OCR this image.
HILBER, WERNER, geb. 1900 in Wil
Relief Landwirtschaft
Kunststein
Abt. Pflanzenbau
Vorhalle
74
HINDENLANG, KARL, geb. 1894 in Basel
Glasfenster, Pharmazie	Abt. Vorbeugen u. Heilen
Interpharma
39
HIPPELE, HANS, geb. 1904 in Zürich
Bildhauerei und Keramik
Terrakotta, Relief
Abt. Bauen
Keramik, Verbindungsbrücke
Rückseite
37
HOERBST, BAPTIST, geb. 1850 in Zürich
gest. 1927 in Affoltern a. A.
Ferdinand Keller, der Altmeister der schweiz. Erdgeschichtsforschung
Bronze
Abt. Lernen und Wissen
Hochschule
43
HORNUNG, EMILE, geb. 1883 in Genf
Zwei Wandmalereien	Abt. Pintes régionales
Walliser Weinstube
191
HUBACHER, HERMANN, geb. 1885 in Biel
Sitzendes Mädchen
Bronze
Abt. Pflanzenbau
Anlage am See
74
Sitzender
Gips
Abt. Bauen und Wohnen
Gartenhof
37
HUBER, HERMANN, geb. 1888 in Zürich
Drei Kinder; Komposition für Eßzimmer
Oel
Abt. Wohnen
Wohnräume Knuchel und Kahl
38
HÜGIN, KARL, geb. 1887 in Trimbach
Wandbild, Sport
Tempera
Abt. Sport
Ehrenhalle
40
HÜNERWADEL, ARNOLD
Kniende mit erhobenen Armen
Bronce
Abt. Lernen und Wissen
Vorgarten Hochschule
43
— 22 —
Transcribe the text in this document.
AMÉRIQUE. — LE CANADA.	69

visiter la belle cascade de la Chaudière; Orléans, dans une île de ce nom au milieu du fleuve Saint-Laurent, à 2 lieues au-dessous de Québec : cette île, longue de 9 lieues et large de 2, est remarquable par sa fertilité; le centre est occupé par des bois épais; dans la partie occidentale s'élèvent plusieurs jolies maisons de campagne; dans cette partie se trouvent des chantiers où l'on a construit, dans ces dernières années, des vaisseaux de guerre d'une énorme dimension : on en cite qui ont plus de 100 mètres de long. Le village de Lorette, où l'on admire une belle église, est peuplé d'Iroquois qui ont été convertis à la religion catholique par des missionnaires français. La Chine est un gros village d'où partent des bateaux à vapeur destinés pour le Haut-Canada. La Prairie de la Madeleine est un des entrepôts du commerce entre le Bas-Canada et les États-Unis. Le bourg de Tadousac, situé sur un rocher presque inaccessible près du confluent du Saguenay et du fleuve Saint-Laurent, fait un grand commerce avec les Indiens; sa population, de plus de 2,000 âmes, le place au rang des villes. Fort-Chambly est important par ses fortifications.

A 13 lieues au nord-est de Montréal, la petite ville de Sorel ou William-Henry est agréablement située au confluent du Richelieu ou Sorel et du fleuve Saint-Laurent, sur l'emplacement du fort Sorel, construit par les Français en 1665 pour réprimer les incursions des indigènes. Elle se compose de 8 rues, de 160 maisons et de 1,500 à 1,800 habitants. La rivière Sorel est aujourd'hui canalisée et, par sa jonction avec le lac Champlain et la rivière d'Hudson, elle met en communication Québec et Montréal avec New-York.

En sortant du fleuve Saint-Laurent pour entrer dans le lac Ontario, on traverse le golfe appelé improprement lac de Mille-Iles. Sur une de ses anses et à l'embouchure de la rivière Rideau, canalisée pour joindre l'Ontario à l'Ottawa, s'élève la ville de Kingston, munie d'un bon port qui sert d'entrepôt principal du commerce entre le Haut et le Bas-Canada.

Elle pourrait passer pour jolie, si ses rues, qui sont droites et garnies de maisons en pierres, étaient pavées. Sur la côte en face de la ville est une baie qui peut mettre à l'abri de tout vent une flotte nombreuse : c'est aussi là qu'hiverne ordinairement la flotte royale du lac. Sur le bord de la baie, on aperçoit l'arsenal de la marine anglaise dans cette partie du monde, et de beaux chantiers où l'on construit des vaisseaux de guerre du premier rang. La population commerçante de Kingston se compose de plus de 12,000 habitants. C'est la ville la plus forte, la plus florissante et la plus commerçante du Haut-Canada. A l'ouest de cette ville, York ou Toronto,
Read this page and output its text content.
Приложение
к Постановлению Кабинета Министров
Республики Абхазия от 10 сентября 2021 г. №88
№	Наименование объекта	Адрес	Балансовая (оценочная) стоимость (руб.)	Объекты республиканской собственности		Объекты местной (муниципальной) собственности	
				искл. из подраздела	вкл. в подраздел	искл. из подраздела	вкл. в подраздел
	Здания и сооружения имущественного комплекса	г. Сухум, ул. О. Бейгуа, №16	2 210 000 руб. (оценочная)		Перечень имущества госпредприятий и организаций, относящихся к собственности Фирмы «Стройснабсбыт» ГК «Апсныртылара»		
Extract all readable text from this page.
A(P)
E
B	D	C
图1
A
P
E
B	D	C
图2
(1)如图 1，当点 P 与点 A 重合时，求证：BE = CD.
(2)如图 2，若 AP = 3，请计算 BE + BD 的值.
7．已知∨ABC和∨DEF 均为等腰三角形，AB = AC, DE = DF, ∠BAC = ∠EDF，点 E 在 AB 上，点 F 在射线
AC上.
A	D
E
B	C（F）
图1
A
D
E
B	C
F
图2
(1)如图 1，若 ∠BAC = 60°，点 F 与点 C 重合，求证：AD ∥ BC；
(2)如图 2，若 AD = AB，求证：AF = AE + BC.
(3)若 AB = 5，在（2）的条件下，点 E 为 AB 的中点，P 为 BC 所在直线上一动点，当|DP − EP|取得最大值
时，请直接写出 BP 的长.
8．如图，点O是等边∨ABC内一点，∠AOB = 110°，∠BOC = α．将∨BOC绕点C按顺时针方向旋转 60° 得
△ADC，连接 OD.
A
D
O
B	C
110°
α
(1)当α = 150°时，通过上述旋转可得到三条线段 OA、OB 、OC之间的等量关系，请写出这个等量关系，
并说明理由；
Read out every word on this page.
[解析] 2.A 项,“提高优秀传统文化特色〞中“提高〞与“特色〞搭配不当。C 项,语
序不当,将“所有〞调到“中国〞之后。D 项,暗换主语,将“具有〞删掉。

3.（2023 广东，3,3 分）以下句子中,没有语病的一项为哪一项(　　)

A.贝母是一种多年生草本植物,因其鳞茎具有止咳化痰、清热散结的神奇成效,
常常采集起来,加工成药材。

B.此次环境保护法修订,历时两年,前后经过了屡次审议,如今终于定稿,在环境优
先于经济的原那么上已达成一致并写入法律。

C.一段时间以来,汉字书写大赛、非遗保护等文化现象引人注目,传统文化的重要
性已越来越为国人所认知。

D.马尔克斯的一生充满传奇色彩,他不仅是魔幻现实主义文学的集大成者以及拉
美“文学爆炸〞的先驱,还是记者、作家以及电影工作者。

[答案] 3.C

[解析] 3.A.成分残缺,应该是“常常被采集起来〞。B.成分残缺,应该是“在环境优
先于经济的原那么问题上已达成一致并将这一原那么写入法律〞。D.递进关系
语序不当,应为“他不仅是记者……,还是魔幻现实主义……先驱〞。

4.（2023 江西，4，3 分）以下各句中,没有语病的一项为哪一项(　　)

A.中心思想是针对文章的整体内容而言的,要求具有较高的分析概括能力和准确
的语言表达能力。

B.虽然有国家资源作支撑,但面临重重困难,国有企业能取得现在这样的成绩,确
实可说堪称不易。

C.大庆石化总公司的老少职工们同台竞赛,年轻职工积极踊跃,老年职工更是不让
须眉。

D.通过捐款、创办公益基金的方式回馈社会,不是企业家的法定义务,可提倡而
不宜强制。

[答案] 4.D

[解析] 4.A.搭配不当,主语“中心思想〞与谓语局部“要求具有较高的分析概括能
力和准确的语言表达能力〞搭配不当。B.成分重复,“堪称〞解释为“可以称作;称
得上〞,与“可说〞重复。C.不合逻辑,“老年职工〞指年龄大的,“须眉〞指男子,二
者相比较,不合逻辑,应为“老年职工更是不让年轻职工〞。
******
How many lines of the data hold the string "不合逻辑"? Reply with the number alone.

§ **Response to the task**
2